▶ _Problem details_
Review the lines that follow and copy each one that contains the word "الحق".

═════ Data supplied ═════

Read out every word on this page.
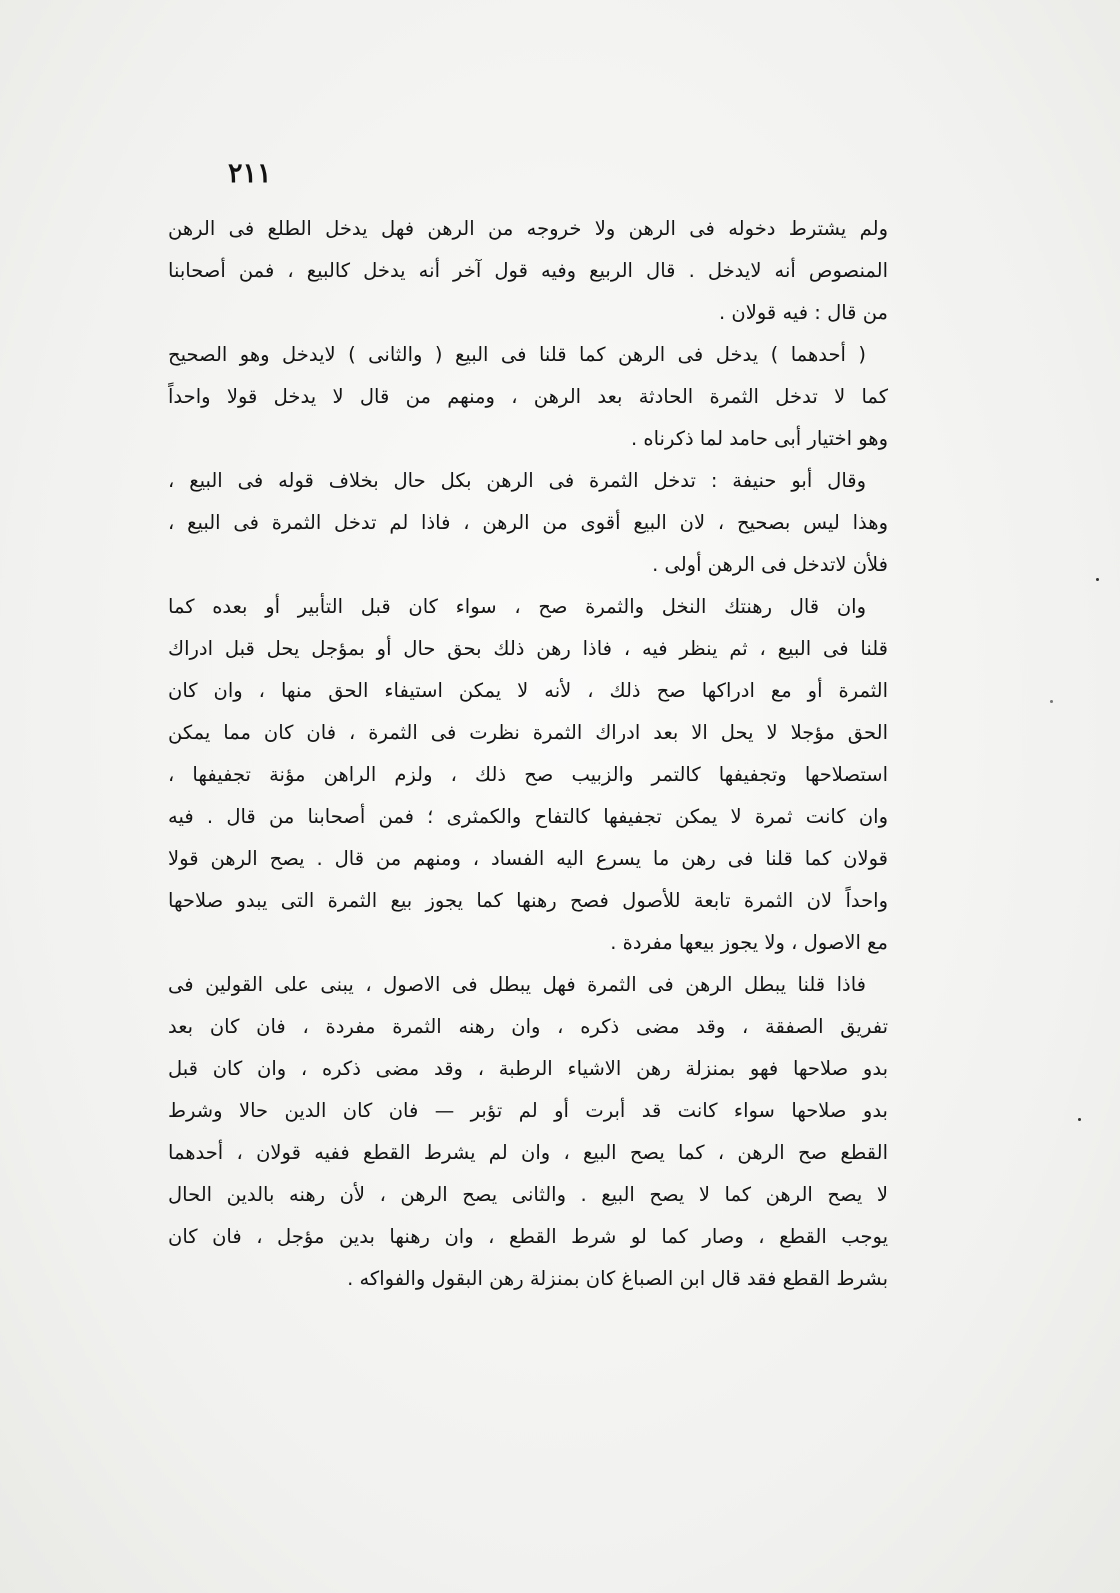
٢١١
ولم يشترط دخوله فى الرهن ولا خروجه من الرهن فهل يدخل الطلع فى الرهن
المنصوص أنه لايدخل . قال الربيع وفيه قول آخر أنه يدخل كالبيع ، فمن أصحابنا
من قال : فيه قولان .
( أحدهما ) يدخل فى الرهن كما قلنا فى البيع ( والثانى ) لايدخل وهو الصحيح
كما لا تدخل الثمرة الحادثة بعد الرهن ، ومنهم من قال لا يدخل قولا واحداً
وهو اختيار أبى حامد لما ذكرناه .
وقال أبو حنيفة : تدخل الثمرة فى الرهن بكل حال بخلاف قوله فى البيع ،
وهذا ليس بصحيح ، لان البيع أقوى من الرهن ، فاذا لم تدخل الثمرة فى البيع ،
فلأن لاتدخل فى الرهن أولى .
وان قال رهنتك النخل والثمرة صح ، سواء كان قبل التأبير أو بعده كما
قلنا فى البيع ، ثم ينظر فيه ، فاذا رهن ذلك بحق حال أو بمؤجل يحل قبل ادراك
الثمرة أو مع ادراكها صح ذلك ، لأنه لا يمكن استيفاء الحق منها ، وان كان
الحق مؤجلا لا يحل الا بعد ادراك الثمرة نظرت فى الثمرة ، فان كان مما يمكن
استصلاحها وتجفيفها كالتمر والزبيب صح ذلك ، ولزم الراهن مؤنة تجفيفها ،
وان كانت ثمرة لا يمكن تجفيفها كالتفاح والكمثرى ؛ فمن أصحابنا من قال . فيه
قولان كما قلنا فى رهن ما يسرع اليه الفساد ، ومنهم من قال . يصح الرهن قولا
واحداً لان الثمرة تابعة للأصول فصح رهنها كما يجوز بيع الثمرة التى يبدو صلاحها
مع الاصول ، ولا يجوز بيعها مفردة .
فاذا قلنا يبطل الرهن فى الثمرة فهل يبطل فى الاصول ، يبنى على القولين فى
تفريق الصفقة ، وقد مضى ذكره ، وان رهنه الثمرة مفردة ، فان كان بعد
بدو صلاحها فهو بمنزلة رهن الاشياء الرطبة ، وقد مضى ذكره ، وان كان قبل
بدو صلاحها سواء كانت قد أبرت أو لم تؤبر — فان كان الدين حالا وشرط
القطع صح الرهن ، كما يصح البيع ، وان لم يشرط القطع ففيه قولان ، أحدهما
لا يصح الرهن كما لا يصح البيع . والثانى يصح الرهن ، لأن رهنه بالدين الحال
يوجب القطع ، وصار كما لو شرط القطع ، وان رهنها بدين مؤجل ، فان كان
بشرط القطع فقد قال ابن الصباغ كان بمنزلة رهن البقول والفواكه .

═════

▶ _The answer_
الثمرة أو مع ادراكها صح ذلك ، لأنه لا يمكن استيفاء الحق منها ، وان كان
الحق مؤجلا لا يحل الا بعد ادراك الثمرة نظرت فى الثمرة ، فان كان مما يمكن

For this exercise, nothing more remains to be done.